*RECORDS SUPPLIED*
+++++

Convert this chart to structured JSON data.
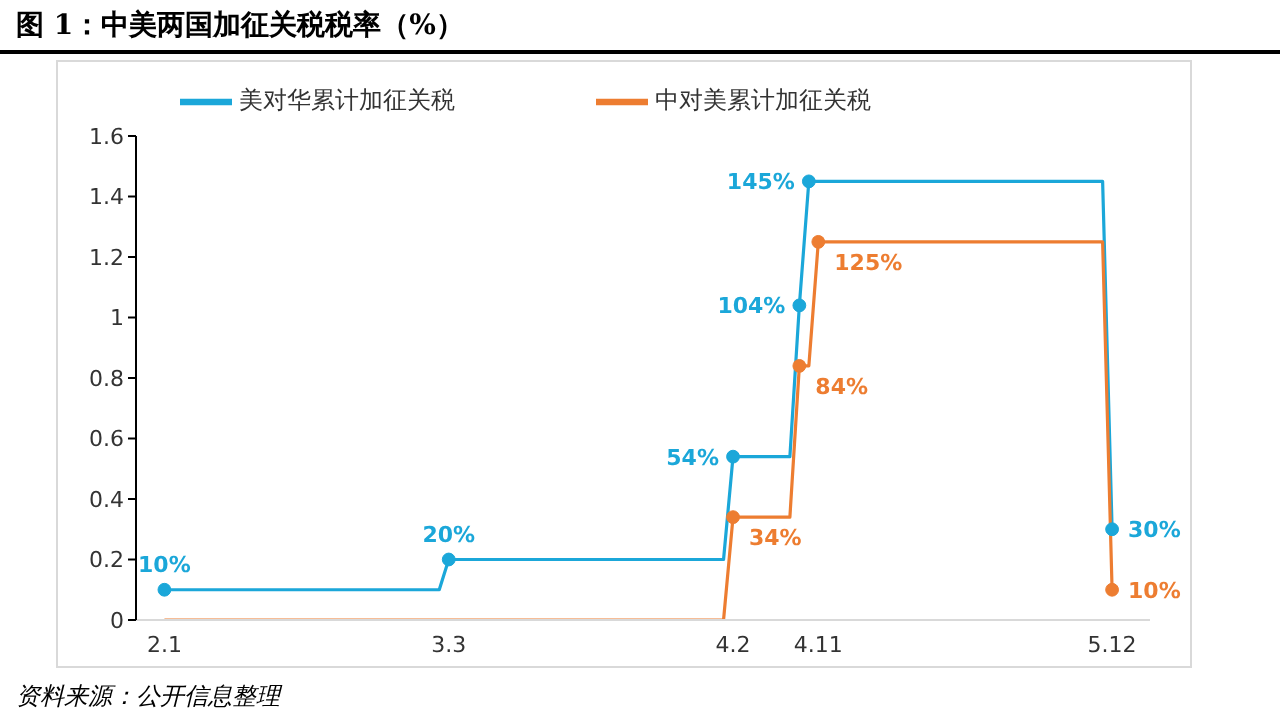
{
  "chart_data": {
    "type": "line",
    "title": "图 1：中美两国加征关税税率（%）",
    "annotations": [
      "资料来源：公开信息整理"
    ],
    "xlim": [
      "--01-29",
      "--05-16"
    ],
    "xticks": [
      {
        "value": "--02-01",
        "label": "2.1"
      },
      {
        "value": "--03-03",
        "label": "3.3"
      },
      {
        "value": "--04-02",
        "label": "4.2"
      },
      {
        "value": "--04-11",
        "label": "4.11"
      },
      {
        "value": "--05-12",
        "label": "5.12"
      }
    ],
    "ylim": [
      0,
      1.6
    ],
    "yticks": [
      0,
      0.2,
      0.4,
      0.6,
      0.8,
      1,
      1.2,
      1.4,
      1.6
    ],
    "grid": false,
    "legend": "top",
    "line_style": "solid",
    "series": [
      {
        "name": "美对华累计加征关税",
        "color": "#1ba7d9",
        "marker": "circle",
        "x": [
          "--02-01",
          "--03-02",
          "--03-03",
          "--04-01",
          "--04-02",
          "--04-08",
          "--04-09",
          "--04-10",
          "--05-11",
          "--05-12"
        ],
        "values": [
          0.1,
          0.1,
          0.2,
          0.2,
          0.54,
          0.54,
          1.04,
          1.45,
          1.45,
          0.3
        ],
        "value_labels": [
          "10%",
          null,
          "20%",
          null,
          "54%",
          null,
          "104%",
          "145%",
          null,
          "30%"
        ]
      },
      {
        "name": "中对美累计加征关税",
        "color": "#ed7d31",
        "x": [
          "--02-01",
          "--04-01",
          "--04-02",
          "--04-08",
          "--04-09",
          "--04-10",
          "--04-11",
          "--05-11",
          "--05-12"
        ],
        "values": [
          0,
          0,
          0.34,
          0.34,
          0.84,
          0.84,
          1.25,
          1.25,
          0.1
        ],
        "value_labels": [
          null,
          null,
          "34%",
          null,
          "84%",
          null,
          "125%",
          null,
          "10%"
        ]
      }
    ]
  }
}
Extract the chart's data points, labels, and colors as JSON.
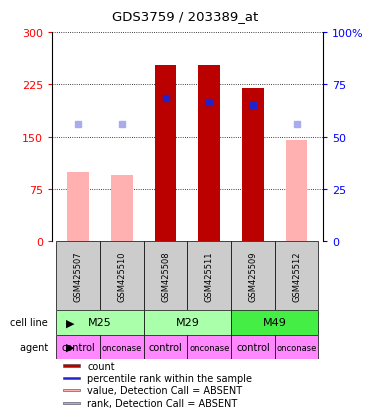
{
  "title": "GDS3759 / 203389_at",
  "samples": [
    "GSM425507",
    "GSM425510",
    "GSM425508",
    "GSM425511",
    "GSM425509",
    "GSM425512"
  ],
  "count_values": [
    null,
    null,
    253,
    253,
    220,
    null
  ],
  "count_absent": [
    100,
    95,
    null,
    null,
    null,
    145
  ],
  "rank_values": [
    null,
    null,
    205,
    200,
    195,
    null
  ],
  "rank_absent": [
    168,
    168,
    null,
    null,
    null,
    168
  ],
  "ylim": [
    0,
    300
  ],
  "yticks": [
    0,
    75,
    150,
    225,
    300
  ],
  "ytick_labels_left": [
    "0",
    "75",
    "150",
    "225",
    "300"
  ],
  "ytick_labels_right": [
    "0",
    "25",
    "50",
    "75",
    "100%"
  ],
  "cell_line_groups": [
    {
      "label": "M25",
      "start": 0,
      "end": 2,
      "color": "#AAFFAA"
    },
    {
      "label": "M29",
      "start": 2,
      "end": 4,
      "color": "#AAFFAA"
    },
    {
      "label": "M49",
      "start": 4,
      "end": 6,
      "color": "#44EE44"
    }
  ],
  "agents": [
    "control",
    "onconase",
    "control",
    "onconase",
    "control",
    "onconase"
  ],
  "agent_color": "#FF88FF",
  "bar_width": 0.5,
  "count_color": "#BB0000",
  "count_absent_color": "#FFB0B0",
  "rank_color": "#2222CC",
  "rank_absent_color": "#AAAAEE",
  "bg_color": "#FFFFFF",
  "xtick_bg": "#CCCCCC",
  "legend_items": [
    {
      "color": "#BB0000",
      "label": "count"
    },
    {
      "color": "#2222CC",
      "label": "percentile rank within the sample"
    },
    {
      "color": "#FFB0B0",
      "label": "value, Detection Call = ABSENT"
    },
    {
      "color": "#AAAAEE",
      "label": "rank, Detection Call = ABSENT"
    }
  ]
}
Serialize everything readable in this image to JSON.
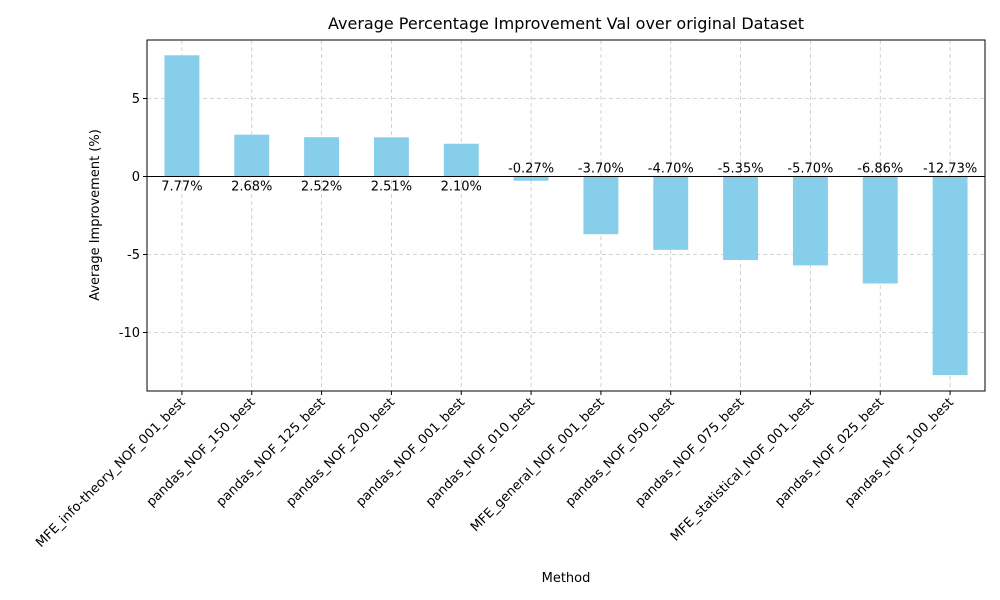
{
  "chart_data": {
    "type": "bar",
    "title": "Average Percentage Improvement Val over original Dataset",
    "xlabel": "Method",
    "ylabel": "Average Improvement (%)",
    "ylim": [
      -13.75,
      8.75
    ],
    "yticks": [
      -10,
      -5,
      0,
      5
    ],
    "grid": true,
    "bar_color": "#87ceeb",
    "categories": [
      "MFE_info-theory_NOF_001_best",
      "pandas_NOF_150_best",
      "pandas_NOF_125_best",
      "pandas_NOF_200_best",
      "pandas_NOF_001_best",
      "pandas_NOF_010_best",
      "MFE_general_NOF_001_best",
      "pandas_NOF_050_best",
      "pandas_NOF_075_best",
      "MFE_statistical_NOF_001_best",
      "pandas_NOF_025_best",
      "pandas_NOF_100_best"
    ],
    "values": [
      7.77,
      2.68,
      2.52,
      2.51,
      2.1,
      -0.27,
      -3.7,
      -4.7,
      -5.35,
      -5.7,
      -6.86,
      -12.73
    ],
    "data_labels": [
      "7.77%",
      "2.68%",
      "2.52%",
      "2.51%",
      "2.10%",
      "-0.27%",
      "-3.70%",
      "-4.70%",
      "-5.35%",
      "-5.70%",
      "-6.86%",
      "-12.73%"
    ]
  }
}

+++++

*REQUIRED TASK*
The records above need to be given again exactly. Omit the pictures.

*OUTPUT*
Convert this chart to structured JSON data.
{
  "chart_data": {
    "type": "line",
    "title": "图 1：中美两国加征关税税率（%）",
    "annotations": [
      "资料来源：公开信息整理"
    ],
    "xlim": [
      "--01-29",
      "--05-16"
    ],
    "xticks": [
      {
        "value": "--02-01",
        "label": "2.1"
      },
      {
        "value": "--03-03",
        "label": "3.3"
      },
      {
        "value": "--04-02",
        "label": "4.2"
      },
      {
        "value": "--04-11",
        "label": "4.11"
      },
      {
        "value": "--05-12",
        "label": "5.12"
      }
    ],
    "ylim": [
      0,
      1.6
    ],
    "yticks": [
      0,
      0.2,
      0.4,
      0.6,
      0.8,
      1,
      1.2,
      1.4,
      1.6
    ],
    "grid": false,
    "legend": "top",
    "line_style": "solid",
    "series": [
      {
        "name": "美对华累计加征关税",
        "color": "#1ba7d9",
        "marker": "circle",
        "x": [
          "--02-01",
          "--03-02",
          "--03-03",
          "--04-01",
          "--04-02",
          "--04-08",
          "--04-09",
          "--04-10",
          "--05-11",
          "--05-12"
        ],
        "values": [
          0.1,
          0.1,
          0.2,
          0.2,
          0.54,
          0.54,
          1.04,
          1.45,
          1.45,
          0.3
        ],
        "value_labels": [
          "10%",
          null,
          "20%",
          null,
          "54%",
          null,
          "104%",
          "145%",
          null,
          "30%"
        ]
      },
      {
        "name": "中对美累计加征关税",
        "color": "#ed7d31",
        "x": [
          "--02-01",
          "--04-01",
          "--04-02",
          "--04-08",
          "--04-09",
          "--04-10",
          "--04-11",
          "--05-11",
          "--05-12"
        ],
        "values": [
          0,
          0,
          0.34,
          0.34,
          0.84,
          0.84,
          1.25,
          1.25,
          0.1
        ],
        "value_labels": [
          null,
          null,
          "34%",
          null,
          "84%",
          null,
          "125%",
          null,
          "10%"
        ]
      }
    ]
  }
}
Extract the chart's data points, labels, and colors as JSON.
{
  "title": "GDS3759 / 203389_at",
  "samples": [
    "GSM425507",
    "GSM425510",
    "GSM425508",
    "GSM425511",
    "GSM425509",
    "GSM425512"
  ],
  "count_values": [
    null,
    null,
    253,
    253,
    220,
    null
  ],
  "count_absent": [
    100,
    95,
    null,
    null,
    null,
    145
  ],
  "rank_values": [
    null,
    null,
    205,
    200,
    195,
    null
  ],
  "rank_absent": [
    168,
    168,
    null,
    null,
    null,
    168
  ],
  "ylim": [
    0,
    300
  ],
  "yticks": [
    0,
    75,
    150,
    225,
    300
  ],
  "ytick_labels_left": [
    "0",
    "75",
    "150",
    "225",
    "300"
  ],
  "ytick_labels_right": [
    "0",
    "25",
    "50",
    "75",
    "100%"
  ],
  "cell_line_groups": [
    {
      "label": "M25",
      "start": 0,
      "end": 2,
      "color": "#AAFFAA"
    },
    {
      "label": "M29",
      "start": 2,
      "end": 4,
      "color": "#AAFFAA"
    },
    {
      "label": "M49",
      "start": 4,
      "end": 6,
      "color": "#44EE44"
    }
  ],
  "agents": [
    "control",
    "onconase",
    "control",
    "onconase",
    "control",
    "onconase"
  ],
  "agent_color": "#FF88FF",
  "bar_width": 0.5,
  "count_color": "#BB0000",
  "count_absent_color": "#FFB0B0",
  "rank_color": "#2222CC",
  "rank_absent_color": "#AAAAEE",
  "bg_color": "#FFFFFF",
  "xtick_bg": "#CCCCCC",
  "legend_items": [
    {
      "color": "#BB0000",
      "label": "count"
    },
    {
      "color": "#2222CC",
      "label": "percentile rank within the sample"
    },
    {
      "color": "#FFB0B0",
      "label": "value, Detection Call = ABSENT"
    },
    {
      "color": "#AAAAEE",
      "label": "rank, Detection Call = ABSENT"
    }
  ]
}
Serialize everything readable in this image to JSON.
{
  "chart_data": {
    "type": "bar",
    "title": "Average Percentage Improvement Val over original Dataset",
    "xlabel": "Method",
    "ylabel": "Average Improvement (%)",
    "ylim": [
      -13.75,
      8.75
    ],
    "yticks": [
      -10,
      -5,
      0,
      5
    ],
    "grid": true,
    "bar_color": "#87ceeb",
    "categories": [
      "MFE_info-theory_NOF_001_best",
      "pandas_NOF_150_best",
      "pandas_NOF_125_best",
      "pandas_NOF_200_best",
      "pandas_NOF_001_best",
      "pandas_NOF_010_best",
      "MFE_general_NOF_001_best",
      "pandas_NOF_050_best",
      "pandas_NOF_075_best",
      "MFE_statistical_NOF_001_best",
      "pandas_NOF_025_best",
      "pandas_NOF_100_best"
    ],
    "values": [
      7.77,
      2.68,
      2.52,
      2.51,
      2.1,
      -0.27,
      -3.7,
      -4.7,
      -5.35,
      -5.7,
      -6.86,
      -12.73
    ],
    "data_labels": [
      "7.77%",
      "2.68%",
      "2.52%",
      "2.51%",
      "2.10%",
      "-0.27%",
      "-3.70%",
      "-4.70%",
      "-5.35%",
      "-5.70%",
      "-6.86%",
      "-12.73%"
    ]
  }
}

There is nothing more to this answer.